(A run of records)
>> begin
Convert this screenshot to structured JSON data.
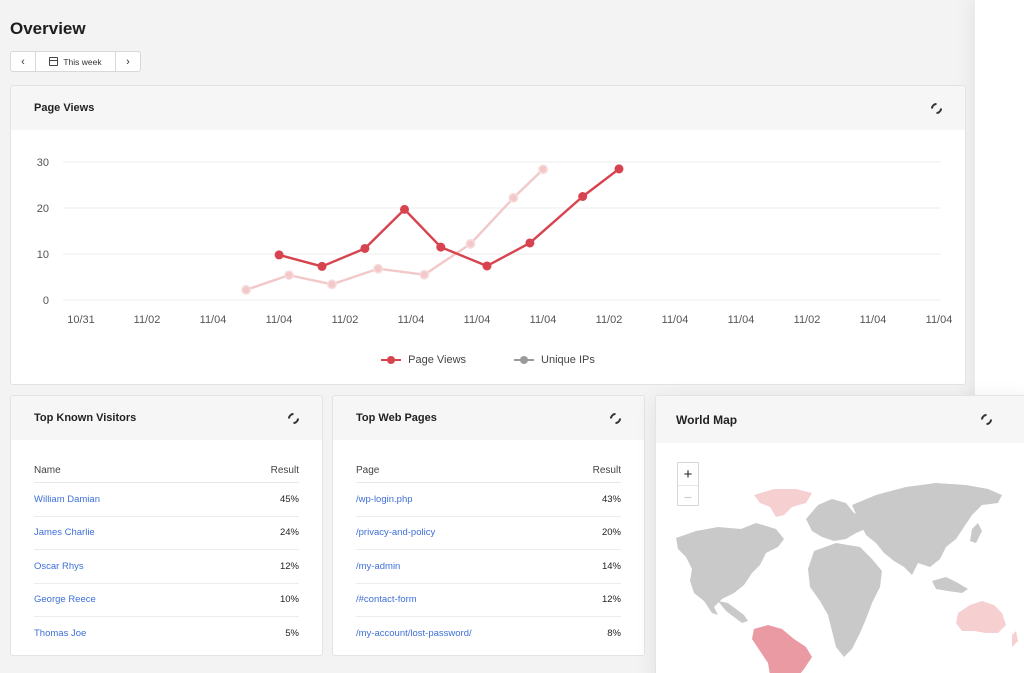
{
  "page": {
    "title": "Overview"
  },
  "date_nav": {
    "prev": "‹",
    "next": "›",
    "label": "This week"
  },
  "page_views_card": {
    "title": "Page Views",
    "icon": "refresh-icon",
    "colors": {
      "page_views": "#d7434e",
      "unique_ips": "#f2c8c9",
      "grid": "#ececec"
    }
  },
  "chart_data": {
    "type": "line",
    "categories": [
      "10/31",
      "11/02",
      "11/04",
      "11/04",
      "11/02",
      "11/04",
      "11/04",
      "11/04",
      "11/02",
      "11/04",
      "11/04",
      "11/02",
      "11/04",
      "11/04"
    ],
    "yticks": [
      "0",
      "10",
      "20",
      "30"
    ],
    "ylim": [
      0,
      30
    ],
    "series": [
      {
        "name": "Page Views",
        "x": [
          2.85,
          3.5,
          4.15,
          4.75,
          5.3,
          6.0,
          6.65,
          7.45,
          8.0,
          8.6
        ],
        "values": [
          9.8,
          7.3,
          11.2,
          19.7,
          11.5,
          7.4,
          12.4,
          22.5,
          28.5,
          null
        ]
      },
      {
        "name": "Unique IPs",
        "x": [
          2.35,
          3.0,
          3.65,
          4.35,
          5.05,
          5.75,
          6.4,
          6.85,
          7.4
        ],
        "values": [
          2.2,
          5.4,
          3.4,
          6.8,
          5.5,
          12.2,
          22.2,
          28.4,
          null
        ]
      }
    ],
    "legend": [
      "Page Views",
      "Unique IPs"
    ],
    "grid": true,
    "legend_position": "bottom"
  },
  "top_visitors": {
    "title": "Top Known Visitors",
    "col_name": "Name",
    "col_result": "Result",
    "rows": [
      {
        "name": "William Damian",
        "result": "45%"
      },
      {
        "name": "James Charlie",
        "result": "24%"
      },
      {
        "name": "Oscar Rhys",
        "result": "12%"
      },
      {
        "name": "George Reece",
        "result": "10%"
      },
      {
        "name": "Thomas Joe",
        "result": "5%"
      }
    ]
  },
  "top_pages": {
    "title": "Top Web Pages",
    "col_name": "Page",
    "col_result": "Result",
    "rows": [
      {
        "name": "/wp-login.php",
        "result": "43%"
      },
      {
        "name": "/privacy-and-policy",
        "result": "20%"
      },
      {
        "name": "/my-admin",
        "result": "14%"
      },
      {
        "name": "/#contact-form",
        "result": "12%"
      },
      {
        "name": "/my-account/lost-password/",
        "result": "8%"
      }
    ]
  },
  "world_map": {
    "title": "World Map",
    "zoom_in": "+",
    "zoom_out": "−",
    "colors": {
      "land": "#c9c9c9",
      "south_america": "#ea9aa2",
      "greenland": "#f6cfd1",
      "australia": "#f6cfd1"
    }
  }
}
>> end
GIVEN PROBLEM: Exclude the pictures and repeat every other part of the records word for word.

ANSWER TO THE TASK:
Convert this screenshot to structured JSON data.
{
  "page": {
    "title": "Overview"
  },
  "date_nav": {
    "prev": "‹",
    "next": "›",
    "label": "This week"
  },
  "page_views_card": {
    "title": "Page Views",
    "icon": "refresh-icon",
    "colors": {
      "page_views": "#d7434e",
      "unique_ips": "#f2c8c9",
      "grid": "#ececec"
    }
  },
  "chart_data": {
    "type": "line",
    "categories": [
      "10/31",
      "11/02",
      "11/04",
      "11/04",
      "11/02",
      "11/04",
      "11/04",
      "11/04",
      "11/02",
      "11/04",
      "11/04",
      "11/02",
      "11/04",
      "11/04"
    ],
    "yticks": [
      "0",
      "10",
      "20",
      "30"
    ],
    "ylim": [
      0,
      30
    ],
    "series": [
      {
        "name": "Page Views",
        "x": [
          2.85,
          3.5,
          4.15,
          4.75,
          5.3,
          6.0,
          6.65,
          7.45,
          8.0,
          8.6
        ],
        "values": [
          9.8,
          7.3,
          11.2,
          19.7,
          11.5,
          7.4,
          12.4,
          22.5,
          28.5,
          null
        ]
      },
      {
        "name": "Unique IPs",
        "x": [
          2.35,
          3.0,
          3.65,
          4.35,
          5.05,
          5.75,
          6.4,
          6.85,
          7.4
        ],
        "values": [
          2.2,
          5.4,
          3.4,
          6.8,
          5.5,
          12.2,
          22.2,
          28.4,
          null
        ]
      }
    ],
    "legend": [
      "Page Views",
      "Unique IPs"
    ],
    "grid": true,
    "legend_position": "bottom"
  },
  "top_visitors": {
    "title": "Top Known Visitors",
    "col_name": "Name",
    "col_result": "Result",
    "rows": [
      {
        "name": "William Damian",
        "result": "45%"
      },
      {
        "name": "James Charlie",
        "result": "24%"
      },
      {
        "name": "Oscar Rhys",
        "result": "12%"
      },
      {
        "name": "George Reece",
        "result": "10%"
      },
      {
        "name": "Thomas Joe",
        "result": "5%"
      }
    ]
  },
  "top_pages": {
    "title": "Top Web Pages",
    "col_name": "Page",
    "col_result": "Result",
    "rows": [
      {
        "name": "/wp-login.php",
        "result": "43%"
      },
      {
        "name": "/privacy-and-policy",
        "result": "20%"
      },
      {
        "name": "/my-admin",
        "result": "14%"
      },
      {
        "name": "/#contact-form",
        "result": "12%"
      },
      {
        "name": "/my-account/lost-password/",
        "result": "8%"
      }
    ]
  },
  "world_map": {
    "title": "World Map",
    "zoom_in": "+",
    "zoom_out": "−",
    "colors": {
      "land": "#c9c9c9",
      "south_america": "#ea9aa2",
      "greenland": "#f6cfd1",
      "australia": "#f6cfd1"
    }
  }
}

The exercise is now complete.